--- begin MATERIAL ---

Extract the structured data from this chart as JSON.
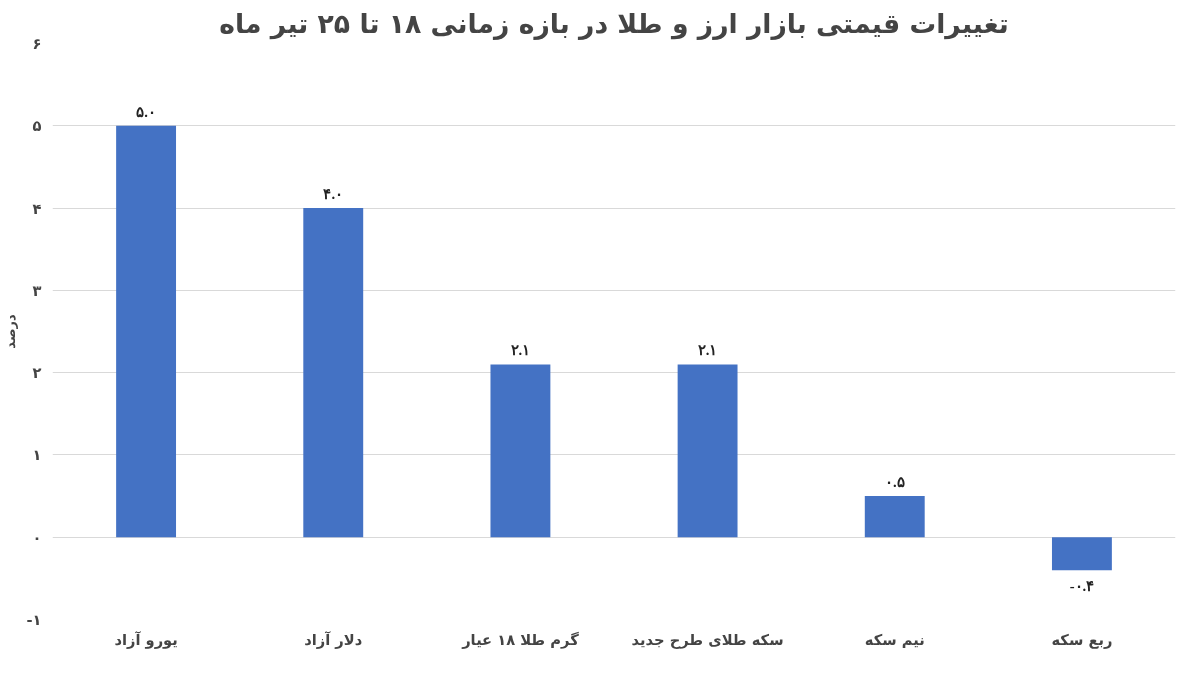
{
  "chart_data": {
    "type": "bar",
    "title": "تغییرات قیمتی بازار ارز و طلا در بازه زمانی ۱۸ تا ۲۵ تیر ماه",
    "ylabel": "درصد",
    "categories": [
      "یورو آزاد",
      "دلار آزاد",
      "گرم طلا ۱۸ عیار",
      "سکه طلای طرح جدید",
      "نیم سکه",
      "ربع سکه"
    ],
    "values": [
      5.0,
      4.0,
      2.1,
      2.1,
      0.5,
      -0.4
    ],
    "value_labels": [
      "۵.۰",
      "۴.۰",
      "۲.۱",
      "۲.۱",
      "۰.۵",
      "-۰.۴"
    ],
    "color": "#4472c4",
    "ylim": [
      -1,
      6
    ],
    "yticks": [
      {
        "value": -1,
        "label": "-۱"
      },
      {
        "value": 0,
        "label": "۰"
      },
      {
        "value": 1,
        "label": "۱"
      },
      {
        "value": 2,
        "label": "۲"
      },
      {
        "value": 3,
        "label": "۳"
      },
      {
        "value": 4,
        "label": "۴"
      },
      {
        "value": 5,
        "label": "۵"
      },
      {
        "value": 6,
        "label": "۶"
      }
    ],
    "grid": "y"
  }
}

--- end MATERIAL ---

> _JOB_
Reproduce each line word for word and drop the pictures.

> _RIGHT ANSWER_
Extract the structured data from this chart as JSON.
{
  "chart_data": {
    "type": "bar",
    "title": "تغییرات قیمتی بازار ارز و طلا در بازه زمانی ۱۸ تا ۲۵ تیر ماه",
    "ylabel": "درصد",
    "categories": [
      "یورو آزاد",
      "دلار آزاد",
      "گرم طلا ۱۸ عیار",
      "سکه طلای طرح جدید",
      "نیم سکه",
      "ربع سکه"
    ],
    "values": [
      5.0,
      4.0,
      2.1,
      2.1,
      0.5,
      -0.4
    ],
    "value_labels": [
      "۵.۰",
      "۴.۰",
      "۲.۱",
      "۲.۱",
      "۰.۵",
      "-۰.۴"
    ],
    "color": "#4472c4",
    "ylim": [
      -1,
      6
    ],
    "yticks": [
      {
        "value": -1,
        "label": "-۱"
      },
      {
        "value": 0,
        "label": "۰"
      },
      {
        "value": 1,
        "label": "۱"
      },
      {
        "value": 2,
        "label": "۲"
      },
      {
        "value": 3,
        "label": "۳"
      },
      {
        "value": 4,
        "label": "۴"
      },
      {
        "value": 5,
        "label": "۵"
      },
      {
        "value": 6,
        "label": "۶"
      }
    ],
    "grid": "y"
  }
}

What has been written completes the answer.